(Figure collection entries)
--------------------------------

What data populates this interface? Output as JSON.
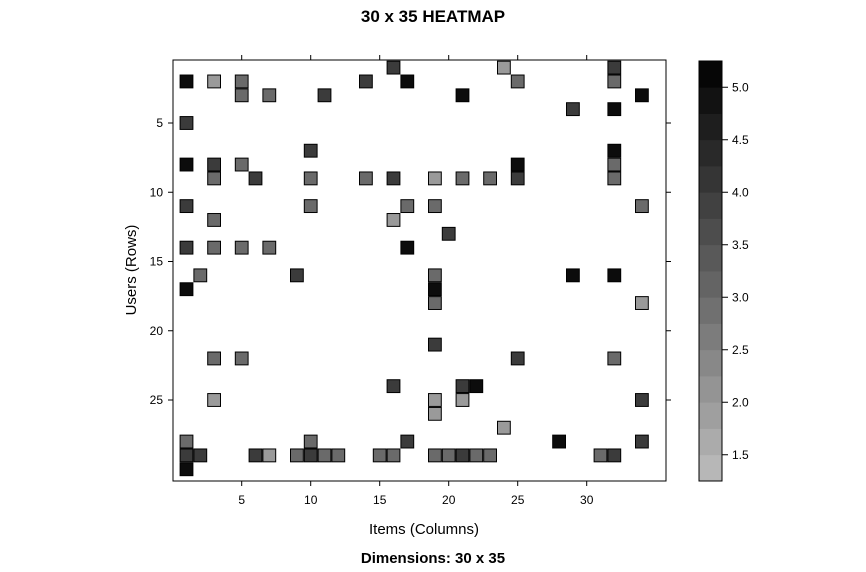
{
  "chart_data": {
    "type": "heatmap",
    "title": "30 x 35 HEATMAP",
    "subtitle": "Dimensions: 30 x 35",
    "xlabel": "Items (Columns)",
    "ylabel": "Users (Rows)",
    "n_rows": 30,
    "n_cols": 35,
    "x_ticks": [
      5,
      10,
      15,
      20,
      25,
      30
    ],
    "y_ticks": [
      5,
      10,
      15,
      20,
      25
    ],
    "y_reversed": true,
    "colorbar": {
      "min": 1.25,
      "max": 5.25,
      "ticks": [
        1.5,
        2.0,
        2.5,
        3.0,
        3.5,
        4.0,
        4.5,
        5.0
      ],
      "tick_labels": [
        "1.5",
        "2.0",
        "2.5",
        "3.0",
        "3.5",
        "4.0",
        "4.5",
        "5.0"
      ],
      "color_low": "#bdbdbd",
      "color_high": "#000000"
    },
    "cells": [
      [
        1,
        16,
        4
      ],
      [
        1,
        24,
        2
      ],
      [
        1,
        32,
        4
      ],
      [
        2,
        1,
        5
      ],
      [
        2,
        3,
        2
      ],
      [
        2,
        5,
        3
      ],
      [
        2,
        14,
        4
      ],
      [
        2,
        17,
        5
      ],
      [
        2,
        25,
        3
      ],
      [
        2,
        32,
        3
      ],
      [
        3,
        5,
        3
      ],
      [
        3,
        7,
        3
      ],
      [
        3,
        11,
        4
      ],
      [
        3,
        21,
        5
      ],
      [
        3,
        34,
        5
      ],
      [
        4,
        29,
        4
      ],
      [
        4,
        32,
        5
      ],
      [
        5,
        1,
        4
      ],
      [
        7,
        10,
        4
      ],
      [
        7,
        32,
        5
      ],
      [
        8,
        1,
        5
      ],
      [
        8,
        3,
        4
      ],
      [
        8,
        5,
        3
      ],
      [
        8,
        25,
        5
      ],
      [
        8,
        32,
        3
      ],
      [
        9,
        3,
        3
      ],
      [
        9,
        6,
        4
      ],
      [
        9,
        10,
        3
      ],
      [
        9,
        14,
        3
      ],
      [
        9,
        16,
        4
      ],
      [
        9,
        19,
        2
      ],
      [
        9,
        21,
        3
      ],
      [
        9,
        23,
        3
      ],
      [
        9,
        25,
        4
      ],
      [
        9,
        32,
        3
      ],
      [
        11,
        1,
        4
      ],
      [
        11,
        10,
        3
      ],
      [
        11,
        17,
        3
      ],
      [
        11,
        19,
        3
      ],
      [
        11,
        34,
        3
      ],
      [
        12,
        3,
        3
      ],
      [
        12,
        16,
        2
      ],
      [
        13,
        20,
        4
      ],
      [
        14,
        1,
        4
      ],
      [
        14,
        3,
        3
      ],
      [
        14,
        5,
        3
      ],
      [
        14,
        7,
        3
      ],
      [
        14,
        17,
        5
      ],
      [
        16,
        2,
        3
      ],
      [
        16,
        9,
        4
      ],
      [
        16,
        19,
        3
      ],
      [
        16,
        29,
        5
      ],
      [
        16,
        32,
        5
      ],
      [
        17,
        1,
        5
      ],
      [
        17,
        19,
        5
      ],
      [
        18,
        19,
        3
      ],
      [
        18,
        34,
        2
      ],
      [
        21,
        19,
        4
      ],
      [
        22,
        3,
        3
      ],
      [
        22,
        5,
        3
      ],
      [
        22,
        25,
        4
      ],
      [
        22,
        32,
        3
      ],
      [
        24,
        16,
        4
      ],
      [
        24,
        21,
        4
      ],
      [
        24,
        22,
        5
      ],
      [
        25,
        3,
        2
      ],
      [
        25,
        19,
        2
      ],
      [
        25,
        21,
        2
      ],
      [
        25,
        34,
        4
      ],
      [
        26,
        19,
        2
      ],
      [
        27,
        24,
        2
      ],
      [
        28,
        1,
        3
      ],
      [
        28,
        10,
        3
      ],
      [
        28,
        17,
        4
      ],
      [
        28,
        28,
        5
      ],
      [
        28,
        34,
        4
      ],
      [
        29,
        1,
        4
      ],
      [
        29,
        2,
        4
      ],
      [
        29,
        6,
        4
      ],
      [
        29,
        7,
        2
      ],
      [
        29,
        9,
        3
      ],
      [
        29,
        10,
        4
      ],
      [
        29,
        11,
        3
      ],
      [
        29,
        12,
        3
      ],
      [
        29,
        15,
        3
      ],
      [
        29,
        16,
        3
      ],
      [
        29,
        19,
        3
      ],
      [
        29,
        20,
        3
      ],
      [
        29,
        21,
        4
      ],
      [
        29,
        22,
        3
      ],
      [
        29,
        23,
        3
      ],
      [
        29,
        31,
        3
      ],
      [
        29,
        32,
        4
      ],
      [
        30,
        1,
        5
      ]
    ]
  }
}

--------------------------------

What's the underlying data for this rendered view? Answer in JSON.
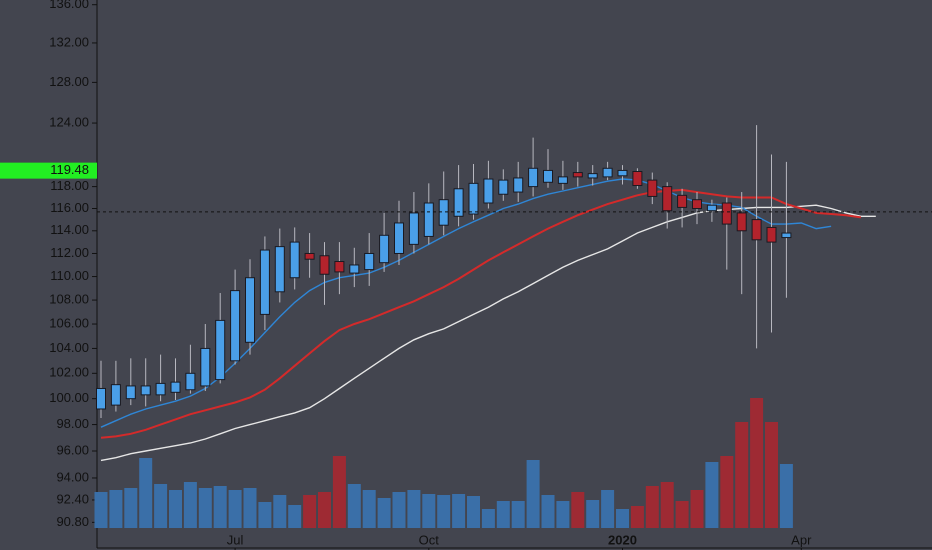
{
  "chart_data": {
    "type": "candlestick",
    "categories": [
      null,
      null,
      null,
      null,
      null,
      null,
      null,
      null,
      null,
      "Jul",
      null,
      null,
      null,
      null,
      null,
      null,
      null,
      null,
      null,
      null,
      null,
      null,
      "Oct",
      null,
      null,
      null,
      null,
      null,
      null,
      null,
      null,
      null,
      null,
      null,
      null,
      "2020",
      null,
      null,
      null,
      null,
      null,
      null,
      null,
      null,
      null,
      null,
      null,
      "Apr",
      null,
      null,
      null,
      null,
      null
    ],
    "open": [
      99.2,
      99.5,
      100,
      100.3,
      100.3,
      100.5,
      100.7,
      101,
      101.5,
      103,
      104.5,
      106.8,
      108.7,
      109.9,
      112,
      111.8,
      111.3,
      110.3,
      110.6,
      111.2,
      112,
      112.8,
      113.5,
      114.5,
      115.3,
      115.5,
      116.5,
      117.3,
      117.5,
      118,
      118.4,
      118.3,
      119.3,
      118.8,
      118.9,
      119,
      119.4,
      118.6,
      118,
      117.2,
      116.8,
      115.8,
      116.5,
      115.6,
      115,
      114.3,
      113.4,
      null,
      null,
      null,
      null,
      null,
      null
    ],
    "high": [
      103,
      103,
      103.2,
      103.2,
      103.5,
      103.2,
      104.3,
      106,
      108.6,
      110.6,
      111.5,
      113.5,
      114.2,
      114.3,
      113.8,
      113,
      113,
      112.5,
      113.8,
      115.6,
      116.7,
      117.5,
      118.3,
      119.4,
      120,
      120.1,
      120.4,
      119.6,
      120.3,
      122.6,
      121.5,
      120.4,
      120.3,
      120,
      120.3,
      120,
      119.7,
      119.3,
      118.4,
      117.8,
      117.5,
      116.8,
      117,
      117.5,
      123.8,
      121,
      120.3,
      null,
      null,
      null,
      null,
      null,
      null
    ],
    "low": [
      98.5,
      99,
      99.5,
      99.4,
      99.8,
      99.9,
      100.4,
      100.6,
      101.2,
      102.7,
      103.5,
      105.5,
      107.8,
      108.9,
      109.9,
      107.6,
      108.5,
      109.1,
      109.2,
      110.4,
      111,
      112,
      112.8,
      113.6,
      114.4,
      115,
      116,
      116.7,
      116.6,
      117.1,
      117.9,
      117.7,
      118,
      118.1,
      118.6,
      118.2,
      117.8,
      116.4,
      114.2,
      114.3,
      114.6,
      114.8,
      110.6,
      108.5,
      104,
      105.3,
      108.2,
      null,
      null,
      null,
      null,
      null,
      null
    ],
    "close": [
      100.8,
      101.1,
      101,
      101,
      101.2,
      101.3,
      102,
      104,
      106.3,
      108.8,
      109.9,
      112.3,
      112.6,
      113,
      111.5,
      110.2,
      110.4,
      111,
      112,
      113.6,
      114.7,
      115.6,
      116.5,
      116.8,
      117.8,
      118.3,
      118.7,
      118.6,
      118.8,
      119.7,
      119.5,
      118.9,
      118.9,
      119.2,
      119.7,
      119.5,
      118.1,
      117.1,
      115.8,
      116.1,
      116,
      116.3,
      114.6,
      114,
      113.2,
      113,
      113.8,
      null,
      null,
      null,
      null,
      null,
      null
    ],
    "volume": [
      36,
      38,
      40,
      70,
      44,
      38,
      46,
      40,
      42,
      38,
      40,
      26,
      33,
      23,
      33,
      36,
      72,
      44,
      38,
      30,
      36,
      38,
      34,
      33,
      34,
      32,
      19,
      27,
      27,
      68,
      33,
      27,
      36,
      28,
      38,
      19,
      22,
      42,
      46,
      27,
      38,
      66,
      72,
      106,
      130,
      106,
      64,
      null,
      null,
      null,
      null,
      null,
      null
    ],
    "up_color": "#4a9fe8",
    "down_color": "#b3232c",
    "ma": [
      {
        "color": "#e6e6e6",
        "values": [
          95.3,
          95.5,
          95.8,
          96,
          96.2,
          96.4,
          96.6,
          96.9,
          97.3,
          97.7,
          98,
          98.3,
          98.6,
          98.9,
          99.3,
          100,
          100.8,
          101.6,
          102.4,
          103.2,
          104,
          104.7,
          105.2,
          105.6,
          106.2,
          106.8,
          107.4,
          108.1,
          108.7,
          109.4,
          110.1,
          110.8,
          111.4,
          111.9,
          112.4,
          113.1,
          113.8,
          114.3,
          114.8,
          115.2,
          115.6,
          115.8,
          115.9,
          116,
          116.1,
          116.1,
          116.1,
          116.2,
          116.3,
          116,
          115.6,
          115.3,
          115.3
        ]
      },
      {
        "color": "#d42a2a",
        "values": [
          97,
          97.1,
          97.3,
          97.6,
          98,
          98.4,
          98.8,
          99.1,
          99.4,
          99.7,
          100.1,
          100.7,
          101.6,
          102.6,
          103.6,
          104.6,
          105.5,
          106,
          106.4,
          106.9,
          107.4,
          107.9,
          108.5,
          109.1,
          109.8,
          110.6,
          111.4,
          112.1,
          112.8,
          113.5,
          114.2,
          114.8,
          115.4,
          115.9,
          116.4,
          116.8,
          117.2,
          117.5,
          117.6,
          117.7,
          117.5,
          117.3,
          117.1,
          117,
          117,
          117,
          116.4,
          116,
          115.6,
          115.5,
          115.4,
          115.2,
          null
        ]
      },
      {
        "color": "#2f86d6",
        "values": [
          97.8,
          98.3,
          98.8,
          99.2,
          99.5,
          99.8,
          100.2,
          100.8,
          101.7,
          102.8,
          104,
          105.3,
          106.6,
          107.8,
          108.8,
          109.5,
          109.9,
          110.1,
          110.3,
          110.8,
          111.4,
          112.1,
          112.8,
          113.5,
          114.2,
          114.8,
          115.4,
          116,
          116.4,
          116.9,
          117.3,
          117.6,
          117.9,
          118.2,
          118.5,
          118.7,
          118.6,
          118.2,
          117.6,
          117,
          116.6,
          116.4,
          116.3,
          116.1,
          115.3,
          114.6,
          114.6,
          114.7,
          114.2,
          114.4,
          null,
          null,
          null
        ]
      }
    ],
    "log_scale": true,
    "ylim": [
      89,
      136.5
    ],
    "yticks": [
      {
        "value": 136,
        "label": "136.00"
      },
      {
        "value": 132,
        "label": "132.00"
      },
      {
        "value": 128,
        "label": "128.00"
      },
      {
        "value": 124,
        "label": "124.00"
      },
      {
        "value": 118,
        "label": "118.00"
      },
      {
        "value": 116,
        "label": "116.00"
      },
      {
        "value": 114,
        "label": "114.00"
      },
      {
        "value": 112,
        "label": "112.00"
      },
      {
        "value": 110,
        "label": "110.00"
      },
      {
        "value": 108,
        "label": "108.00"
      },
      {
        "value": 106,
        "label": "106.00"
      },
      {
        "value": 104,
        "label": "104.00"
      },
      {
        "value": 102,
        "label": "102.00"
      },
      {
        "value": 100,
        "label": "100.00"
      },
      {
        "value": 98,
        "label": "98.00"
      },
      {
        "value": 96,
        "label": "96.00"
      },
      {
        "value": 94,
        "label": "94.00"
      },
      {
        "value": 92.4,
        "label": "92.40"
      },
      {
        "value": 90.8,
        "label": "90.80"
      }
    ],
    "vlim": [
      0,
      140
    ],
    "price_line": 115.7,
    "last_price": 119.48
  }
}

--------------------------------

Written task - Wherever the word "JSON" occurs in a line of the listing, copy that line.

Solved exercise -
What data populates this interface? Output as JSON.
What's the underlying data for this rendered view? Answer in JSON.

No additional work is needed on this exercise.